# start of EXERCISE MATERIAL

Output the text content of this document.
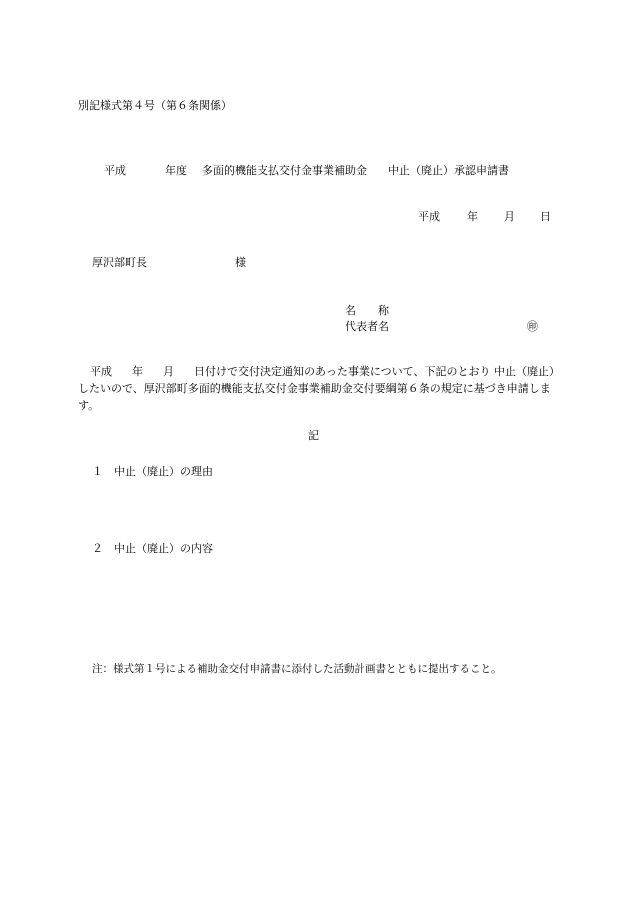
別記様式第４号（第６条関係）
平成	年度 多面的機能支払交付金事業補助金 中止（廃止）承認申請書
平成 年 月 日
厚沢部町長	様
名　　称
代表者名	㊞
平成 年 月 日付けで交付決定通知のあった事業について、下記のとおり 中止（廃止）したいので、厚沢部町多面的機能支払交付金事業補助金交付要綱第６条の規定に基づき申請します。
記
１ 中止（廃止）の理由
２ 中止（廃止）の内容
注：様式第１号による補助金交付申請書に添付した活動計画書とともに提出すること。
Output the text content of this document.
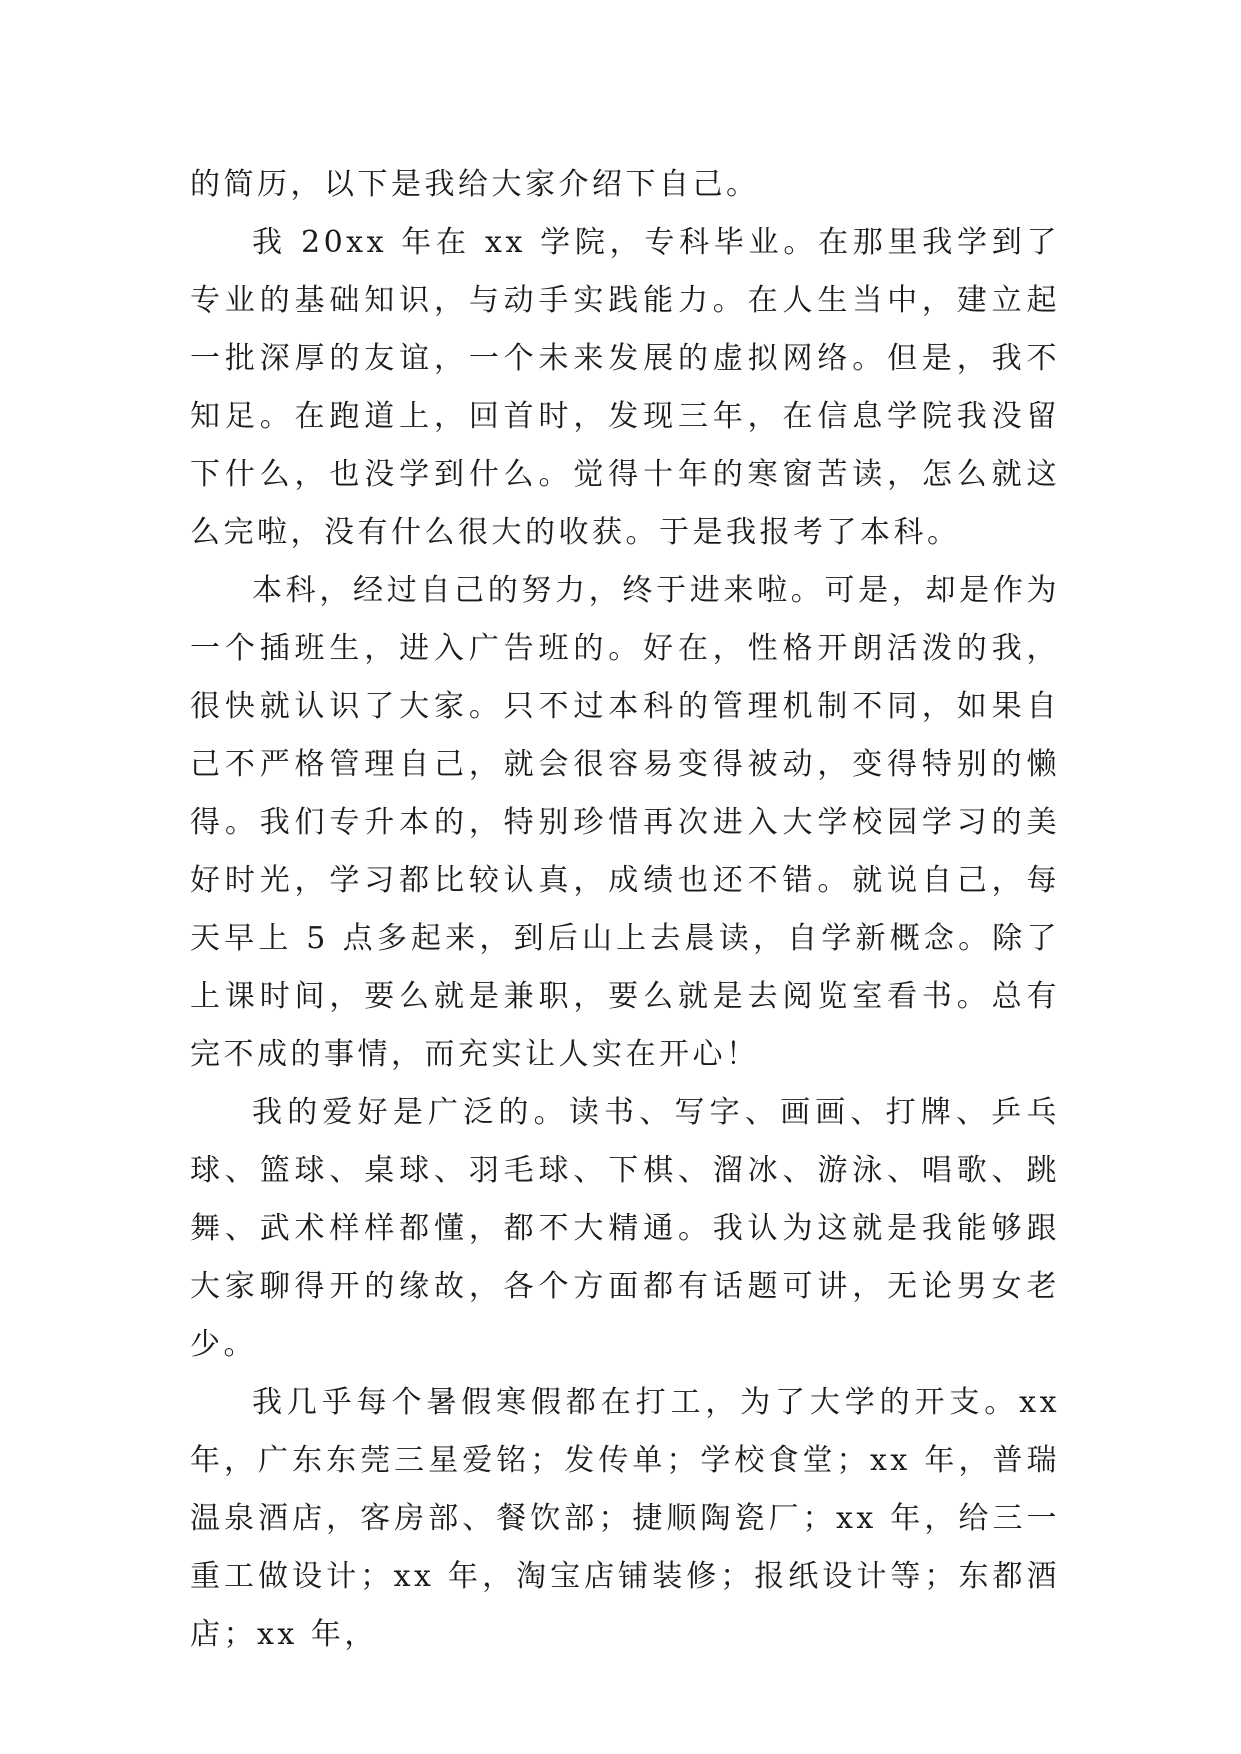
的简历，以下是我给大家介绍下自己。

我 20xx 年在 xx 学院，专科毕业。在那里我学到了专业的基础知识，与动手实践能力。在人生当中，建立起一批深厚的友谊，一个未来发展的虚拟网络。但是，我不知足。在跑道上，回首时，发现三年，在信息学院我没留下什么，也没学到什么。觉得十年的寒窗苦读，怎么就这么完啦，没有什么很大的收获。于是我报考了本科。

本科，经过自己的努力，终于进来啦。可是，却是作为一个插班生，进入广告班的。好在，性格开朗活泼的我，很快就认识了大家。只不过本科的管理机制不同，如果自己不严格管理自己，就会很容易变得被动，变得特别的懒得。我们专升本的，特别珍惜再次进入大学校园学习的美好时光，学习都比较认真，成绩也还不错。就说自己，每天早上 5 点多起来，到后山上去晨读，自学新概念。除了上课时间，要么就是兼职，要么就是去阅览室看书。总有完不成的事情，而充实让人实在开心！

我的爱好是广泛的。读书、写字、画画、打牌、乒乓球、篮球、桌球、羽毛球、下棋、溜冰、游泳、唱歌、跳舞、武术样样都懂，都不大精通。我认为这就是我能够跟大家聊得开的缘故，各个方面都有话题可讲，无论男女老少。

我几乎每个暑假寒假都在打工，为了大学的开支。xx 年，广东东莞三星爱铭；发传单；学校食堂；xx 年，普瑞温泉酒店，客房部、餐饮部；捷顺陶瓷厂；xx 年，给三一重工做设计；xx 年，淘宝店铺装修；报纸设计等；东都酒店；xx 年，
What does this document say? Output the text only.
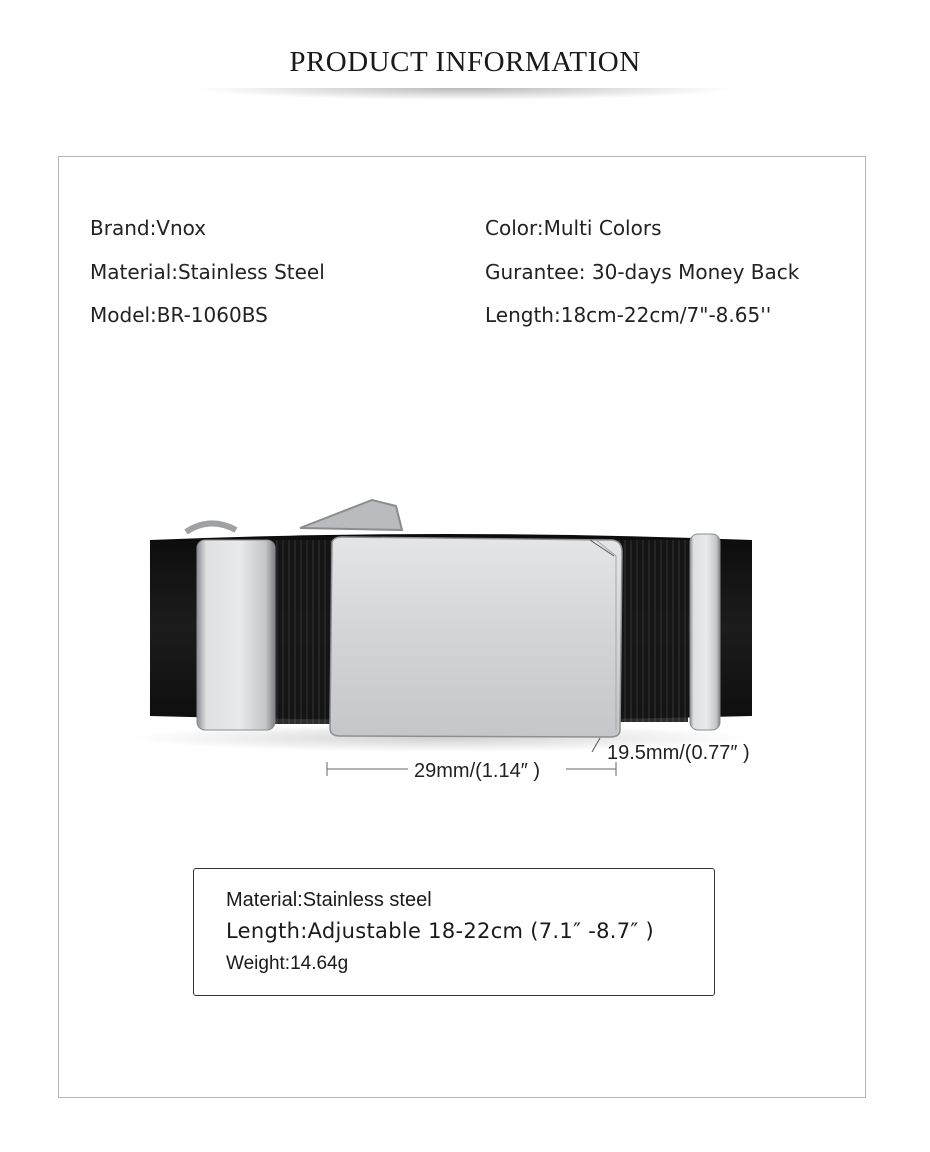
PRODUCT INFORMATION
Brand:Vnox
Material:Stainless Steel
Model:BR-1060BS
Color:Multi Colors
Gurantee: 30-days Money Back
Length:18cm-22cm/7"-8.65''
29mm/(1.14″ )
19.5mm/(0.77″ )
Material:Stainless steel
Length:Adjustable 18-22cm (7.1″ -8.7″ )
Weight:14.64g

# end of EXERCISE MATERIAL

• WRITTEN EXERCISE
Nothing but the pictures may be dropped; output the records above exactly.

• OUTPUT OF THE EXERCISE
Output the text content of this document.
別記様式第４号（第６条関係）
平成	年度 多面的機能支払交付金事業補助金 中止（廃止）承認申請書
平成 年 月 日
厚沢部町長	様
名　　称
代表者名	㊞
平成 年 月 日付けで交付決定通知のあった事業について、下記のとおり 中止（廃止）したいので、厚沢部町多面的機能支払交付金事業補助金交付要綱第６条の規定に基づき申請します。
記
１ 中止（廃止）の理由
２ 中止（廃止）の内容
注：様式第１号による補助金交付申請書に添付した活動計画書とともに提出すること。
Output the text content of this document.
的简历，以下是我给大家介绍下自己。

我 20xx 年在 xx 学院，专科毕业。在那里我学到了专业的基础知识，与动手实践能力。在人生当中，建立起一批深厚的友谊，一个未来发展的虚拟网络。但是，我不知足。在跑道上，回首时，发现三年，在信息学院我没留下什么，也没学到什么。觉得十年的寒窗苦读，怎么就这么完啦，没有什么很大的收获。于是我报考了本科。

本科，经过自己的努力，终于进来啦。可是，却是作为一个插班生，进入广告班的。好在，性格开朗活泼的我，很快就认识了大家。只不过本科的管理机制不同，如果自己不严格管理自己，就会很容易变得被动，变得特别的懒得。我们专升本的，特别珍惜再次进入大学校园学习的美好时光，学习都比较认真，成绩也还不错。就说自己，每天早上 5 点多起来，到后山上去晨读，自学新概念。除了上课时间，要么就是兼职，要么就是去阅览室看书。总有完不成的事情，而充实让人实在开心！

我的爱好是广泛的。读书、写字、画画、打牌、乒乓球、篮球、桌球、羽毛球、下棋、溜冰、游泳、唱歌、跳舞、武术样样都懂，都不大精通。我认为这就是我能够跟大家聊得开的缘故，各个方面都有话题可讲，无论男女老少。

我几乎每个暑假寒假都在打工，为了大学的开支。xx 年，广东东莞三星爱铭；发传单；学校食堂；xx 年，普瑞温泉酒店，客房部、餐饮部；捷顺陶瓷厂；xx 年，给三一重工做设计；xx 年，淘宝店铺装修；报纸设计等；东都酒店；xx 年，
What does this document say? Output the text only.
PRODUCT INFORMATION
Brand:Vnox
Material:Stainless Steel
Model:BR-1060BS
Color:Multi Colors
Gurantee: 30-days Money Back
Length:18cm-22cm/7"-8.65''
29mm/(1.14″ )
19.5mm/(0.77″ )
Material:Stainless steel
Length:Adjustable 18-22cm (7.1″ -8.7″ )
Weight:14.64g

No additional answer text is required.